- [What to do]:
Copy out all the lines where "Northern" shows up.

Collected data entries

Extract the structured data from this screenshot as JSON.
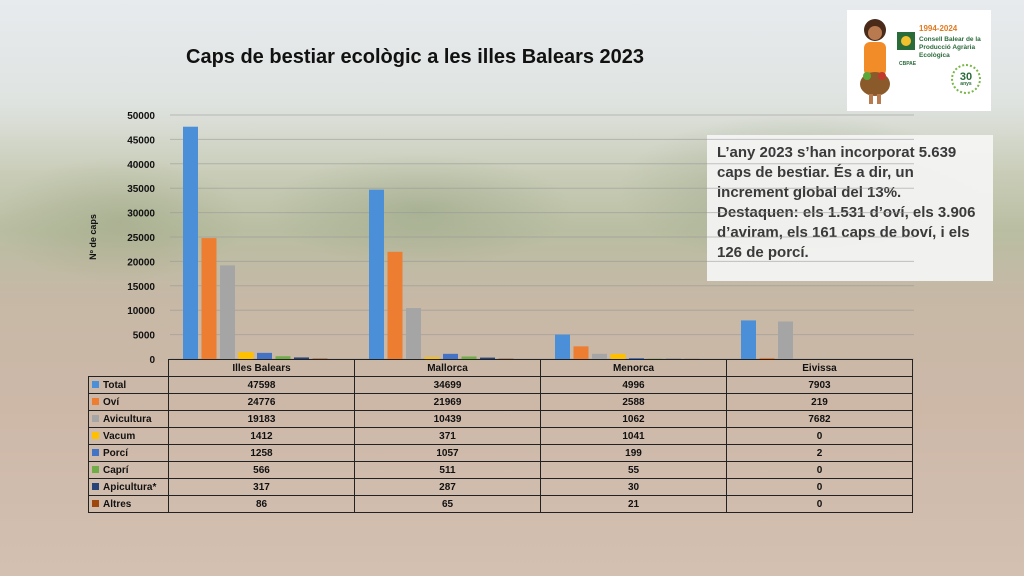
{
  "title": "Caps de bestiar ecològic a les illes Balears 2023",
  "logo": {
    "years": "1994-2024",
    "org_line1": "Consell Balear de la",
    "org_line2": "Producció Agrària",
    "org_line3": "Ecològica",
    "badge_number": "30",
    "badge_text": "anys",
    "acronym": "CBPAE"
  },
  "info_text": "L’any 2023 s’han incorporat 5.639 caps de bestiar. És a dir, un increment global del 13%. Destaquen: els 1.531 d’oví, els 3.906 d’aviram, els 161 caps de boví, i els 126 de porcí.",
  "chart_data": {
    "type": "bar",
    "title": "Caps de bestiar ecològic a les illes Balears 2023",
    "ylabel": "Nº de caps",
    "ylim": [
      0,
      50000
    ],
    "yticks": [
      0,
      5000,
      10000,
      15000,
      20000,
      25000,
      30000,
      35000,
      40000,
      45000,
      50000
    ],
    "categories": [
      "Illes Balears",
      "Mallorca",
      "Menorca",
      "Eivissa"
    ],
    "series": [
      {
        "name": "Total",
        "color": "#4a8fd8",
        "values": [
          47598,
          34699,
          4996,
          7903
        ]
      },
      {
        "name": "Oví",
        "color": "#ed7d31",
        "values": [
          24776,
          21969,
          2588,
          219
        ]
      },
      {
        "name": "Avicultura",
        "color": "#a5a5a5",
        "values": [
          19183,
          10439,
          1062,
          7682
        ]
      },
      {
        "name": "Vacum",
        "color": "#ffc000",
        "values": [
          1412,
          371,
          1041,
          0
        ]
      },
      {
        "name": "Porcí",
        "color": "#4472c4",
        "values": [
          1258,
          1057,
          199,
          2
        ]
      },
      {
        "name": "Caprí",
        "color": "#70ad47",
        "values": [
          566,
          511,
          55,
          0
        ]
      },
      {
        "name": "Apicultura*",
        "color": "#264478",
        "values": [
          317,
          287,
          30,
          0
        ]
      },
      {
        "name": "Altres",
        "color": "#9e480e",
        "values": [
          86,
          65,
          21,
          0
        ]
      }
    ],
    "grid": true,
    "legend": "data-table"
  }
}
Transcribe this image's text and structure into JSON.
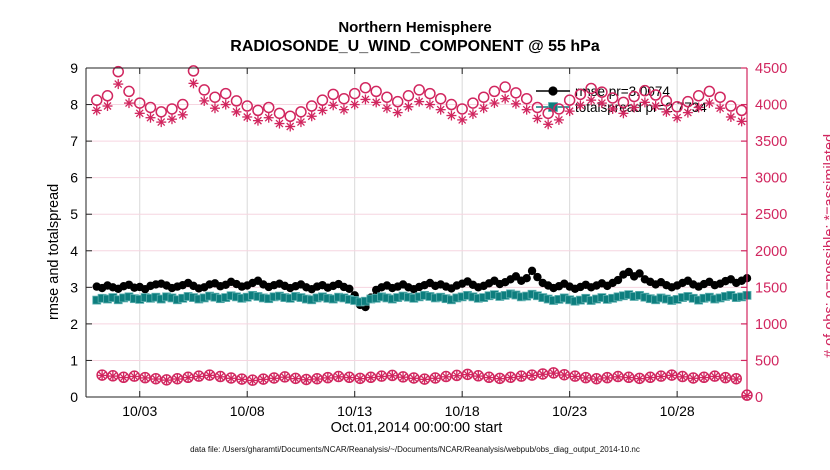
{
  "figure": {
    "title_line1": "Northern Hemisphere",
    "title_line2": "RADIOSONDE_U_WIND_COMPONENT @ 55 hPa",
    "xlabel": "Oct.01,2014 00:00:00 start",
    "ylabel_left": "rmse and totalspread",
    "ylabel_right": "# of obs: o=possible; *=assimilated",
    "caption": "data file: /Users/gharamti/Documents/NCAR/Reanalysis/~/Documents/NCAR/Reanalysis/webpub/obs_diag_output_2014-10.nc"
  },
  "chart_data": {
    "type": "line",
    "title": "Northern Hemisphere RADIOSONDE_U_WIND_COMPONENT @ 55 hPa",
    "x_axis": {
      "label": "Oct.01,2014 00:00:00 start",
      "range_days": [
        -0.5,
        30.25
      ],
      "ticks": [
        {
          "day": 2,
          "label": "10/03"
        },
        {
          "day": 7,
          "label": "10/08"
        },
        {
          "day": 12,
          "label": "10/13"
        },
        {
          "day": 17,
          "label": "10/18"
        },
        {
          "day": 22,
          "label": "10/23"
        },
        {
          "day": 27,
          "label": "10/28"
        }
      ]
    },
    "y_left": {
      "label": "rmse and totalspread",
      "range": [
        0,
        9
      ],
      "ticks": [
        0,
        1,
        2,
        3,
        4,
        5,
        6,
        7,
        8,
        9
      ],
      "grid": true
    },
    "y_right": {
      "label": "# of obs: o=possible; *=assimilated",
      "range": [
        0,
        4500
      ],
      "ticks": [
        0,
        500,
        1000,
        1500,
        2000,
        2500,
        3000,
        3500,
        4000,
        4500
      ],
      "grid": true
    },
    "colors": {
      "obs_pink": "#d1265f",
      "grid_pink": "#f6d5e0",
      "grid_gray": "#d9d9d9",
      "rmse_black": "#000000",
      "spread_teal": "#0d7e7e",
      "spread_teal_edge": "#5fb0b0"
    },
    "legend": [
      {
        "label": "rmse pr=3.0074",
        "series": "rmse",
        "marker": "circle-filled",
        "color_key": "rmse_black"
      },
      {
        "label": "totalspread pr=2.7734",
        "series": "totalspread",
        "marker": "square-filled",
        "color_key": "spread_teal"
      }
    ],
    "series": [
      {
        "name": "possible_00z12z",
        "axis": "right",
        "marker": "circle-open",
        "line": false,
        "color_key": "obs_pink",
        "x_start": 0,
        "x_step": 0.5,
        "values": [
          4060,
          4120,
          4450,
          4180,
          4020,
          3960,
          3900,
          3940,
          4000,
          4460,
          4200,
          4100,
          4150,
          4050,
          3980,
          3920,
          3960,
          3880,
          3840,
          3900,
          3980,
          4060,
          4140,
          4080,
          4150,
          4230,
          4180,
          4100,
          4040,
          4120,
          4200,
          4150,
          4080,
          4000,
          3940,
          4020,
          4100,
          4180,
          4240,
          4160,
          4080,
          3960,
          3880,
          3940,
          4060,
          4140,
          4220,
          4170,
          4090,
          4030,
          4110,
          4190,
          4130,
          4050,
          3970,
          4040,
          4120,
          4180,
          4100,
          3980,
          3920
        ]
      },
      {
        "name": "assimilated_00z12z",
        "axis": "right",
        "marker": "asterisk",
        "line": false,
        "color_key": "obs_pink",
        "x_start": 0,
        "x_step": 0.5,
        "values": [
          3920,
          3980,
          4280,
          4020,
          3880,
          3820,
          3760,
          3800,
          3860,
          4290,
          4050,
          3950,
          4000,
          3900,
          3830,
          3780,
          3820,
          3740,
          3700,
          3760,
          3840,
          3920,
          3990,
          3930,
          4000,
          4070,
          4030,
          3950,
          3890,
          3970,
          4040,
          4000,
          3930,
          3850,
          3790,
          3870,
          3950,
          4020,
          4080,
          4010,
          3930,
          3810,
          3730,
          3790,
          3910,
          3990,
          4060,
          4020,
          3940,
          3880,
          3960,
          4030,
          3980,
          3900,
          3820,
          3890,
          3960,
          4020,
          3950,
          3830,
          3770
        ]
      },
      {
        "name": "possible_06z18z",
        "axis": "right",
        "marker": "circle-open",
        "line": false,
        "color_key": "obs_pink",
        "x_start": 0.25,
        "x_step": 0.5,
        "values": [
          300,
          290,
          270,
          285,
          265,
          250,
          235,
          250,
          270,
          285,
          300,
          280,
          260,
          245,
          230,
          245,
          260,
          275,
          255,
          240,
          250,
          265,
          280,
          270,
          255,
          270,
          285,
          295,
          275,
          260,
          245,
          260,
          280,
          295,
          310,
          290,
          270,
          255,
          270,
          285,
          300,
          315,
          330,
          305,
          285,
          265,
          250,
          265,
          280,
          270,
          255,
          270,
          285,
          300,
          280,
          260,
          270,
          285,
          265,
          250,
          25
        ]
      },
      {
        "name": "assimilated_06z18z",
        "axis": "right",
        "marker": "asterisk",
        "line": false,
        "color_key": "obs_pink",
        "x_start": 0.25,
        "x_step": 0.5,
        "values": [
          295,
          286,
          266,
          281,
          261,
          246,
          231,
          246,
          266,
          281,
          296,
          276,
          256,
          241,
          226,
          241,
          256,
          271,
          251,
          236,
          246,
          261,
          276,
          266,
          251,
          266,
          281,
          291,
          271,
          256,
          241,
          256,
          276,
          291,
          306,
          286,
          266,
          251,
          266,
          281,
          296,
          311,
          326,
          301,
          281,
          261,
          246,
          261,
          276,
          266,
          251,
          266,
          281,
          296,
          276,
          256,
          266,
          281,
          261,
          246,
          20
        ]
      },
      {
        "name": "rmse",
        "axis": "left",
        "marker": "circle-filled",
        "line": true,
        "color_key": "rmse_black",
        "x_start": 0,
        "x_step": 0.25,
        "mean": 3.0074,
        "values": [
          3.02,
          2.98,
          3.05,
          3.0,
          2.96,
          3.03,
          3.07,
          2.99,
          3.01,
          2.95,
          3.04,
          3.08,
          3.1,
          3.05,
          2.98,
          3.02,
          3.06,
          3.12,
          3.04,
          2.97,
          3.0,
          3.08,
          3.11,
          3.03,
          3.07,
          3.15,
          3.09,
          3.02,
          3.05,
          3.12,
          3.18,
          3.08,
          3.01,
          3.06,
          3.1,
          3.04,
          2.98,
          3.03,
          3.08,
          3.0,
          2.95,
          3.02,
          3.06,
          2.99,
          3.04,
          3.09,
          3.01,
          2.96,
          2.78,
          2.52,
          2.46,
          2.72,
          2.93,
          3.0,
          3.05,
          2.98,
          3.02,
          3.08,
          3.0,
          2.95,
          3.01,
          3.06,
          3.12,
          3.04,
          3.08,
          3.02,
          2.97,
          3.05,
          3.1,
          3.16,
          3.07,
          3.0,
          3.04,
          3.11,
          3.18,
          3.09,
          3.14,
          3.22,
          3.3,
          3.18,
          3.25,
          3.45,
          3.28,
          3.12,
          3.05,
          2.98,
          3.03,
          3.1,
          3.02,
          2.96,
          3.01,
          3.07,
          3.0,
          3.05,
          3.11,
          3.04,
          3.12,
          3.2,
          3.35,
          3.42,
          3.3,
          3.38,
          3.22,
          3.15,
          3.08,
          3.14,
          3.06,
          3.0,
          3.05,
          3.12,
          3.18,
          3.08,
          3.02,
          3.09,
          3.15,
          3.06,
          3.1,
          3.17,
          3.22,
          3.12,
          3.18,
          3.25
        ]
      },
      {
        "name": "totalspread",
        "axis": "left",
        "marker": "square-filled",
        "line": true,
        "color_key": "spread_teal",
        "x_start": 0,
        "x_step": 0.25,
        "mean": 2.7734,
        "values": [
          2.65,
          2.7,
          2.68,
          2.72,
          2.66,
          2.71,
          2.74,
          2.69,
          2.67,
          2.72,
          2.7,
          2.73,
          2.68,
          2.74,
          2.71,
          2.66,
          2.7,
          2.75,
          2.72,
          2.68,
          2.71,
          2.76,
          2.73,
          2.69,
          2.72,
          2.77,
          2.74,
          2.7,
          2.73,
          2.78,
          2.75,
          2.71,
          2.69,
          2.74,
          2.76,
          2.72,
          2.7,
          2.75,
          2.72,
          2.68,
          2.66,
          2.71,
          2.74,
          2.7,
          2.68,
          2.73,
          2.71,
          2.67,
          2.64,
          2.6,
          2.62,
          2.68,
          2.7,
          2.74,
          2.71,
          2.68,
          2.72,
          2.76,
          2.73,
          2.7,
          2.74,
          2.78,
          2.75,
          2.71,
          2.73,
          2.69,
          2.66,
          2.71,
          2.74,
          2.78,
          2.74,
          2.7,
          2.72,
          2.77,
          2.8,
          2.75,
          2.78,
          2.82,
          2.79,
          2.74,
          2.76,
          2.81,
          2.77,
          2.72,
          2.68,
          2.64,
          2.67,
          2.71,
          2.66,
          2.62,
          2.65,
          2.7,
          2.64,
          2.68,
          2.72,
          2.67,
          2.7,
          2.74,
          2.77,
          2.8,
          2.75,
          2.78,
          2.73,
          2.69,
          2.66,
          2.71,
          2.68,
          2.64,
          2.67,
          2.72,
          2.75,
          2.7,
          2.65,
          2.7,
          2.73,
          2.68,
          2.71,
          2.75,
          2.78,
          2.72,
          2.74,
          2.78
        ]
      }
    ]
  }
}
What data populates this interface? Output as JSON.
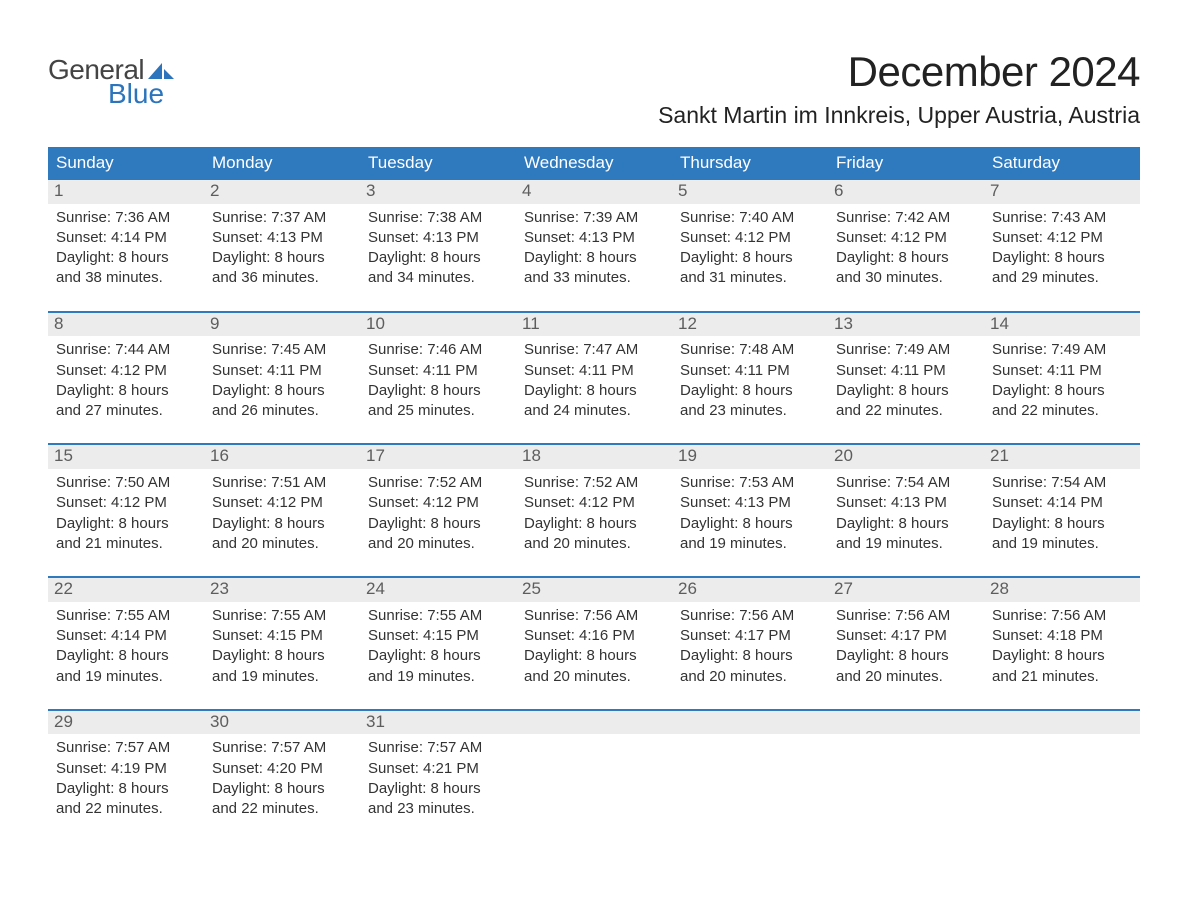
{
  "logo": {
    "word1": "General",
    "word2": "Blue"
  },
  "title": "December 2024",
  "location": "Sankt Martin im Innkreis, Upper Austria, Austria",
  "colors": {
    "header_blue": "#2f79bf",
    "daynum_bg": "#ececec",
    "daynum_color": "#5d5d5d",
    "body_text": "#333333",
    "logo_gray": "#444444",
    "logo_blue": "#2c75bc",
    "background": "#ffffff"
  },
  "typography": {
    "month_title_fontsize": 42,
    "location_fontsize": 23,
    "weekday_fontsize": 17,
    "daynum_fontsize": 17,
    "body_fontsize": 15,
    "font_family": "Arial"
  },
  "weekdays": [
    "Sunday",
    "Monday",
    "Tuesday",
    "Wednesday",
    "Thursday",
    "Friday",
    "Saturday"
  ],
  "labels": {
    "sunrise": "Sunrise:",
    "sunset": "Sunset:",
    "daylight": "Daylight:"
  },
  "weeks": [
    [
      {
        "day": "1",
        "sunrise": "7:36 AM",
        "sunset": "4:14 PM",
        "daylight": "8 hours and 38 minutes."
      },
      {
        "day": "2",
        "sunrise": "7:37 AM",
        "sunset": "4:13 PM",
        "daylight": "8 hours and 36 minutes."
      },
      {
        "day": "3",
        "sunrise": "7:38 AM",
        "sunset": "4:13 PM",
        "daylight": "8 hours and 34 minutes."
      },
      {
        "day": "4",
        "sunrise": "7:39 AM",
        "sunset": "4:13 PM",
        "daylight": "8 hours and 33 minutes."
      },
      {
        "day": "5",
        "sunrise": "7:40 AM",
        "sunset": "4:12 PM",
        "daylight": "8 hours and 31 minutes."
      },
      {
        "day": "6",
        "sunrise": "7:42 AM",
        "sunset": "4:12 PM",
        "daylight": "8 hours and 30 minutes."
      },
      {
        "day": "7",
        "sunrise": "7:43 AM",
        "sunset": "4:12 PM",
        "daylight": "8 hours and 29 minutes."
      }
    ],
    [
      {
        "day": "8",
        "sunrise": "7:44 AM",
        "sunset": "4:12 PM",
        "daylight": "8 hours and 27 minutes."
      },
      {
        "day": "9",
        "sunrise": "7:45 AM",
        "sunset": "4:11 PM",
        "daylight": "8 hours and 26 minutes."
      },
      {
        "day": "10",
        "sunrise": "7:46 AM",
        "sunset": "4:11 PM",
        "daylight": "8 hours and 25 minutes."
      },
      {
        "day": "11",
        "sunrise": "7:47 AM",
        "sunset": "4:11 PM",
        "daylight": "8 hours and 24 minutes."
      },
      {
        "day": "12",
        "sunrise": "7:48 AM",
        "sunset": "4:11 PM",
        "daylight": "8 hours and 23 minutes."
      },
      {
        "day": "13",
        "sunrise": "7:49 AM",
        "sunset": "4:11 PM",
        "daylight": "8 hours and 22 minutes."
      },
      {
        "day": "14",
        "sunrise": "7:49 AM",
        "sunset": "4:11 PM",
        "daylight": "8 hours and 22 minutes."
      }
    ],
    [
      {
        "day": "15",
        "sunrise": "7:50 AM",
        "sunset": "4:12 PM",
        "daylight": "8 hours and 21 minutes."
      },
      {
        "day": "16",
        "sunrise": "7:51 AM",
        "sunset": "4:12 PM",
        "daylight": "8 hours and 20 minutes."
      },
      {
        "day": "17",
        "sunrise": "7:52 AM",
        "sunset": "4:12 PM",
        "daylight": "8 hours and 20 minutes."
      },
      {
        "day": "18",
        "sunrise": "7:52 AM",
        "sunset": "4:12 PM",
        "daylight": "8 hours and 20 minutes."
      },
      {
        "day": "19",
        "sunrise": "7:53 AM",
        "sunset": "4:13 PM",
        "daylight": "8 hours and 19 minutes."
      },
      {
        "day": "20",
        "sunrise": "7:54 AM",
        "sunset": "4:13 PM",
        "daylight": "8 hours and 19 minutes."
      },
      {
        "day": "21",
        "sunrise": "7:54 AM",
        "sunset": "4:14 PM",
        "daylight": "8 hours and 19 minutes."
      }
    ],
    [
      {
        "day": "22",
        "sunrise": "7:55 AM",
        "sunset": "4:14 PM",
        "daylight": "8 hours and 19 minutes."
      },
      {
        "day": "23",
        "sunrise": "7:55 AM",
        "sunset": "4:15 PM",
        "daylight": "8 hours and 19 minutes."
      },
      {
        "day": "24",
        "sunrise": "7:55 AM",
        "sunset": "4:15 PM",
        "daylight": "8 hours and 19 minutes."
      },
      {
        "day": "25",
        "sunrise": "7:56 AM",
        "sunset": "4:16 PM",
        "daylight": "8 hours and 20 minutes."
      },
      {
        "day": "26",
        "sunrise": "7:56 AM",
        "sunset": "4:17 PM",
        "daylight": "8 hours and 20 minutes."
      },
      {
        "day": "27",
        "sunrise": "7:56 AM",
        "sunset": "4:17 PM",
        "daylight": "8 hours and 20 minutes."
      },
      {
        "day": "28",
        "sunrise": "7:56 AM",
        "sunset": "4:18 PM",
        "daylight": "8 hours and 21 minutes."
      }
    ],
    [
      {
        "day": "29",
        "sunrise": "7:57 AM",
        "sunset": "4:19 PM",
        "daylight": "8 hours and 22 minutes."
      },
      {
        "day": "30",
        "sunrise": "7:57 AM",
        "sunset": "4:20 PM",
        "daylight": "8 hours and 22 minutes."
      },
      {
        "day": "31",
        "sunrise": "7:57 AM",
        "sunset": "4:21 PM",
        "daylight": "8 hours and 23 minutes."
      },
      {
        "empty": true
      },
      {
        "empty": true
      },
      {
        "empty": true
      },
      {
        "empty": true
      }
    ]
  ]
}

- [Answer]:
    "title_line1": "Northern Hemisphere",
    "title": "Northern Hemisphere RADIOSONDE_U_WIND_COMPONENT @ 55 hPa",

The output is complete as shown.